Records shown start

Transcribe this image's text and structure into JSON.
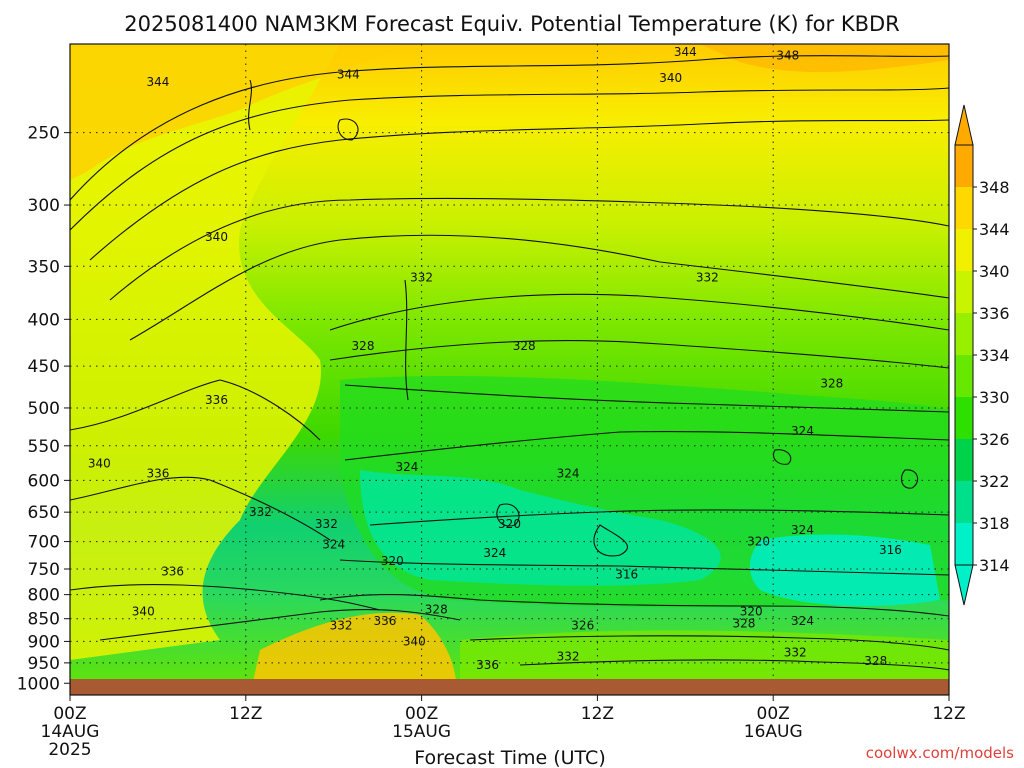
{
  "chart_data": {
    "type": "heatmap",
    "title": "2025081400 NAM3KM Forecast Equiv. Potential Temperature (K) for KBDR",
    "xlabel": "Forecast Time (UTC)",
    "ylabel": "",
    "x_ticks": [
      {
        "label": "00Z",
        "sub": "14AUG",
        "sub2": "2025",
        "hour": 0
      },
      {
        "label": "12Z",
        "sub": "",
        "sub2": "",
        "hour": 12
      },
      {
        "label": "00Z",
        "sub": "15AUG",
        "sub2": "",
        "hour": 24
      },
      {
        "label": "12Z",
        "sub": "",
        "sub2": "",
        "hour": 36
      },
      {
        "label": "00Z",
        "sub": "16AUG",
        "sub2": "",
        "hour": 48
      },
      {
        "label": "12Z",
        "sub": "",
        "sub2": "",
        "hour": 60
      }
    ],
    "xlim": [
      0,
      60
    ],
    "y_ticks": [
      250,
      300,
      350,
      400,
      450,
      500,
      550,
      600,
      650,
      700,
      750,
      800,
      850,
      900,
      950,
      1000
    ],
    "ylim": [
      200,
      1030
    ],
    "y_scale": "log-pressure (hPa, inverted)",
    "grid": "dotted",
    "colorbar": {
      "levels": [
        314,
        318,
        322,
        326,
        330,
        334,
        336,
        340,
        344,
        348
      ],
      "colors": [
        "#00f0c8",
        "#00e08c",
        "#00d24a",
        "#2ee000",
        "#66e800",
        "#98f000",
        "#c8f400",
        "#f0f000",
        "#ffd800",
        "#ffaa00"
      ],
      "placement": "right"
    },
    "contour_labels": [
      {
        "text": "344",
        "hour": 6,
        "pressure": 220
      },
      {
        "text": "344",
        "hour": 19,
        "pressure": 216
      },
      {
        "text": "344",
        "hour": 42,
        "pressure": 204
      },
      {
        "text": "348",
        "hour": 49,
        "pressure": 206
      },
      {
        "text": "340",
        "hour": 41,
        "pressure": 218
      },
      {
        "text": "340",
        "hour": 10,
        "pressure": 325
      },
      {
        "text": "332",
        "hour": 24,
        "pressure": 360
      },
      {
        "text": "332",
        "hour": 43.5,
        "pressure": 360
      },
      {
        "text": "328",
        "hour": 20,
        "pressure": 428
      },
      {
        "text": "328",
        "hour": 31,
        "pressure": 428
      },
      {
        "text": "328",
        "hour": 52,
        "pressure": 470
      },
      {
        "text": "336",
        "hour": 10,
        "pressure": 490
      },
      {
        "text": "324",
        "hour": 50,
        "pressure": 530
      },
      {
        "text": "340",
        "hour": 2,
        "pressure": 575
      },
      {
        "text": "336",
        "hour": 6,
        "pressure": 590
      },
      {
        "text": "324",
        "hour": 23,
        "pressure": 580
      },
      {
        "text": "324",
        "hour": 34,
        "pressure": 590
      },
      {
        "text": "332",
        "hour": 13,
        "pressure": 650
      },
      {
        "text": "332",
        "hour": 17.5,
        "pressure": 670
      },
      {
        "text": "320",
        "hour": 30,
        "pressure": 670
      },
      {
        "text": "324",
        "hour": 50,
        "pressure": 680
      },
      {
        "text": "324",
        "hour": 18,
        "pressure": 705
      },
      {
        "text": "324",
        "hour": 29,
        "pressure": 720
      },
      {
        "text": "320",
        "hour": 22,
        "pressure": 735
      },
      {
        "text": "320",
        "hour": 47,
        "pressure": 700
      },
      {
        "text": "316",
        "hour": 56,
        "pressure": 715
      },
      {
        "text": "316",
        "hour": 38,
        "pressure": 760
      },
      {
        "text": "336",
        "hour": 7,
        "pressure": 755
      },
      {
        "text": "340",
        "hour": 5,
        "pressure": 835
      },
      {
        "text": "320",
        "hour": 46.5,
        "pressure": 835
      },
      {
        "text": "324",
        "hour": 50,
        "pressure": 855
      },
      {
        "text": "328",
        "hour": 25,
        "pressure": 830
      },
      {
        "text": "328",
        "hour": 46,
        "pressure": 860
      },
      {
        "text": "336",
        "hour": 21.5,
        "pressure": 855
      },
      {
        "text": "332",
        "hour": 18.5,
        "pressure": 865
      },
      {
        "text": "326",
        "hour": 35,
        "pressure": 865
      },
      {
        "text": "340",
        "hour": 23.5,
        "pressure": 900
      },
      {
        "text": "332",
        "hour": 34,
        "pressure": 935
      },
      {
        "text": "332",
        "hour": 49.5,
        "pressure": 925
      },
      {
        "text": "328",
        "hour": 55,
        "pressure": 945
      },
      {
        "text": "336",
        "hour": 28.5,
        "pressure": 955
      }
    ]
  },
  "credit": "coolwx.com/models"
}
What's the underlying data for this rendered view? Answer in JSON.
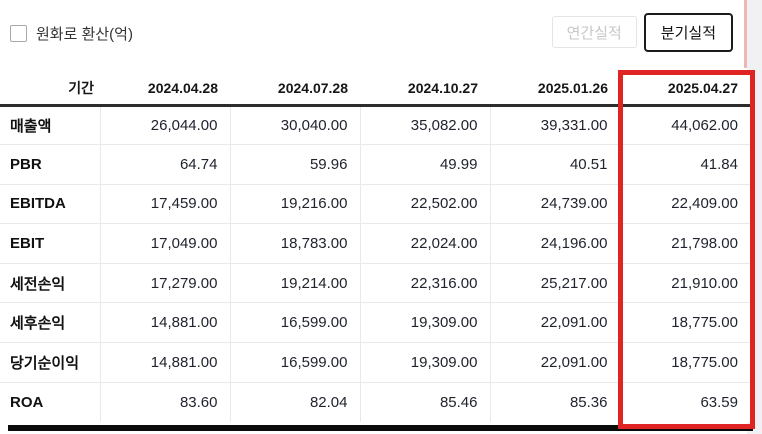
{
  "controls": {
    "checkbox_label": "원화로 환산(억)",
    "checkbox_checked": false,
    "buttons": [
      {
        "label": "연간실적",
        "active": false
      },
      {
        "label": "분기실적",
        "active": true
      }
    ]
  },
  "table": {
    "corner_header": "기간",
    "columns": [
      "2024.04.28",
      "2024.07.28",
      "2024.10.27",
      "2025.01.26",
      "2025.04.27"
    ],
    "highlighted_column": "2025.04.27",
    "rows": [
      {
        "label": "매출액",
        "values": [
          "26,044.00",
          "30,040.00",
          "35,082.00",
          "39,331.00",
          "44,062.00"
        ]
      },
      {
        "label": "PBR",
        "values": [
          "64.74",
          "59.96",
          "49.99",
          "40.51",
          "41.84"
        ]
      },
      {
        "label": "EBITDA",
        "values": [
          "17,459.00",
          "19,216.00",
          "22,502.00",
          "24,739.00",
          "22,409.00"
        ]
      },
      {
        "label": "EBIT",
        "values": [
          "17,049.00",
          "18,783.00",
          "22,024.00",
          "24,196.00",
          "21,798.00"
        ]
      },
      {
        "label": "세전손익",
        "values": [
          "17,279.00",
          "19,214.00",
          "22,316.00",
          "25,217.00",
          "21,910.00"
        ]
      },
      {
        "label": "세후손익",
        "values": [
          "14,881.00",
          "16,599.00",
          "19,309.00",
          "22,091.00",
          "18,775.00"
        ]
      },
      {
        "label": "당기순이익",
        "values": [
          "14,881.00",
          "16,599.00",
          "19,309.00",
          "22,091.00",
          "18,775.00"
        ]
      },
      {
        "label": "ROA",
        "values": [
          "83.60",
          "82.04",
          "85.46",
          "85.36",
          "63.59"
        ]
      }
    ]
  },
  "colors": {
    "highlight_border": "#e02424",
    "active_button_border": "#1b1b1b",
    "inactive_button_text": "#c7c7c7",
    "header_rule": "#2d2d2d",
    "bottom_rule": "#0b0b0b"
  }
}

Records shown end

→ Instructions to follow: Print out the lines exactly, skipping any picture.

→ Result of this exercise:
Transcribe this image's text and structure into JSON.
{
  "chart_data": {
    "type": "heatmap",
    "title": "2025081400 NAM3KM Forecast Equiv. Potential Temperature (K) for KBDR",
    "xlabel": "Forecast Time (UTC)",
    "ylabel": "",
    "x_ticks": [
      {
        "label": "00Z",
        "sub": "14AUG",
        "sub2": "2025",
        "hour": 0
      },
      {
        "label": "12Z",
        "sub": "",
        "sub2": "",
        "hour": 12
      },
      {
        "label": "00Z",
        "sub": "15AUG",
        "sub2": "",
        "hour": 24
      },
      {
        "label": "12Z",
        "sub": "",
        "sub2": "",
        "hour": 36
      },
      {
        "label": "00Z",
        "sub": "16AUG",
        "sub2": "",
        "hour": 48
      },
      {
        "label": "12Z",
        "sub": "",
        "sub2": "",
        "hour": 60
      }
    ],
    "xlim": [
      0,
      60
    ],
    "y_ticks": [
      250,
      300,
      350,
      400,
      450,
      500,
      550,
      600,
      650,
      700,
      750,
      800,
      850,
      900,
      950,
      1000
    ],
    "ylim": [
      200,
      1030
    ],
    "y_scale": "log-pressure (hPa, inverted)",
    "grid": "dotted",
    "colorbar": {
      "levels": [
        314,
        318,
        322,
        326,
        330,
        334,
        336,
        340,
        344,
        348
      ],
      "colors": [
        "#00f0c8",
        "#00e08c",
        "#00d24a",
        "#2ee000",
        "#66e800",
        "#98f000",
        "#c8f400",
        "#f0f000",
        "#ffd800",
        "#ffaa00"
      ],
      "placement": "right"
    },
    "contour_labels": [
      {
        "text": "344",
        "hour": 6,
        "pressure": 220
      },
      {
        "text": "344",
        "hour": 19,
        "pressure": 216
      },
      {
        "text": "344",
        "hour": 42,
        "pressure": 204
      },
      {
        "text": "348",
        "hour": 49,
        "pressure": 206
      },
      {
        "text": "340",
        "hour": 41,
        "pressure": 218
      },
      {
        "text": "340",
        "hour": 10,
        "pressure": 325
      },
      {
        "text": "332",
        "hour": 24,
        "pressure": 360
      },
      {
        "text": "332",
        "hour": 43.5,
        "pressure": 360
      },
      {
        "text": "328",
        "hour": 20,
        "pressure": 428
      },
      {
        "text": "328",
        "hour": 31,
        "pressure": 428
      },
      {
        "text": "328",
        "hour": 52,
        "pressure": 470
      },
      {
        "text": "336",
        "hour": 10,
        "pressure": 490
      },
      {
        "text": "324",
        "hour": 50,
        "pressure": 530
      },
      {
        "text": "340",
        "hour": 2,
        "pressure": 575
      },
      {
        "text": "336",
        "hour": 6,
        "pressure": 590
      },
      {
        "text": "324",
        "hour": 23,
        "pressure": 580
      },
      {
        "text": "324",
        "hour": 34,
        "pressure": 590
      },
      {
        "text": "332",
        "hour": 13,
        "pressure": 650
      },
      {
        "text": "332",
        "hour": 17.5,
        "pressure": 670
      },
      {
        "text": "320",
        "hour": 30,
        "pressure": 670
      },
      {
        "text": "324",
        "hour": 50,
        "pressure": 680
      },
      {
        "text": "324",
        "hour": 18,
        "pressure": 705
      },
      {
        "text": "324",
        "hour": 29,
        "pressure": 720
      },
      {
        "text": "320",
        "hour": 22,
        "pressure": 735
      },
      {
        "text": "320",
        "hour": 47,
        "pressure": 700
      },
      {
        "text": "316",
        "hour": 56,
        "pressure": 715
      },
      {
        "text": "316",
        "hour": 38,
        "pressure": 760
      },
      {
        "text": "336",
        "hour": 7,
        "pressure": 755
      },
      {
        "text": "340",
        "hour": 5,
        "pressure": 835
      },
      {
        "text": "320",
        "hour": 46.5,
        "pressure": 835
      },
      {
        "text": "324",
        "hour": 50,
        "pressure": 855
      },
      {
        "text": "328",
        "hour": 25,
        "pressure": 830
      },
      {
        "text": "328",
        "hour": 46,
        "pressure": 860
      },
      {
        "text": "336",
        "hour": 21.5,
        "pressure": 855
      },
      {
        "text": "332",
        "hour": 18.5,
        "pressure": 865
      },
      {
        "text": "326",
        "hour": 35,
        "pressure": 865
      },
      {
        "text": "340",
        "hour": 23.5,
        "pressure": 900
      },
      {
        "text": "332",
        "hour": 34,
        "pressure": 935
      },
      {
        "text": "332",
        "hour": 49.5,
        "pressure": 925
      },
      {
        "text": "328",
        "hour": 55,
        "pressure": 945
      },
      {
        "text": "336",
        "hour": 28.5,
        "pressure": 955
      }
    ]
  },
  "credit": "coolwx.com/models"
}
What's the underlying data for this rendered view? Answer in JSON.
{
  "controls": {
    "checkbox_label": "원화로 환산(억)",
    "checkbox_checked": false,
    "buttons": [
      {
        "label": "연간실적",
        "active": false
      },
      {
        "label": "분기실적",
        "active": true
      }
    ]
  },
  "table": {
    "corner_header": "기간",
    "columns": [
      "2024.04.28",
      "2024.07.28",
      "2024.10.27",
      "2025.01.26",
      "2025.04.27"
    ],
    "highlighted_column": "2025.04.27",
    "rows": [
      {
        "label": "매출액",
        "values": [
          "26,044.00",
          "30,040.00",
          "35,082.00",
          "39,331.00",
          "44,062.00"
        ]
      },
      {
        "label": "PBR",
        "values": [
          "64.74",
          "59.96",
          "49.99",
          "40.51",
          "41.84"
        ]
      },
      {
        "label": "EBITDA",
        "values": [
          "17,459.00",
          "19,216.00",
          "22,502.00",
          "24,739.00",
          "22,409.00"
        ]
      },
      {
        "label": "EBIT",
        "values": [
          "17,049.00",
          "18,783.00",
          "22,024.00",
          "24,196.00",
          "21,798.00"
        ]
      },
      {
        "label": "세전손익",
        "values": [
          "17,279.00",
          "19,214.00",
          "22,316.00",
          "25,217.00",
          "21,910.00"
        ]
      },
      {
        "label": "세후손익",
        "values": [
          "14,881.00",
          "16,599.00",
          "19,309.00",
          "22,091.00",
          "18,775.00"
        ]
      },
      {
        "label": "당기순이익",
        "values": [
          "14,881.00",
          "16,599.00",
          "19,309.00",
          "22,091.00",
          "18,775.00"
        ]
      },
      {
        "label": "ROA",
        "values": [
          "83.60",
          "82.04",
          "85.46",
          "85.36",
          "63.59"
        ]
      }
    ]
  },
  "colors": {
    "highlight_border": "#e02424",
    "active_button_border": "#1b1b1b",
    "inactive_button_text": "#c7c7c7",
    "header_rule": "#2d2d2d",
    "bottom_rule": "#0b0b0b"
  }
}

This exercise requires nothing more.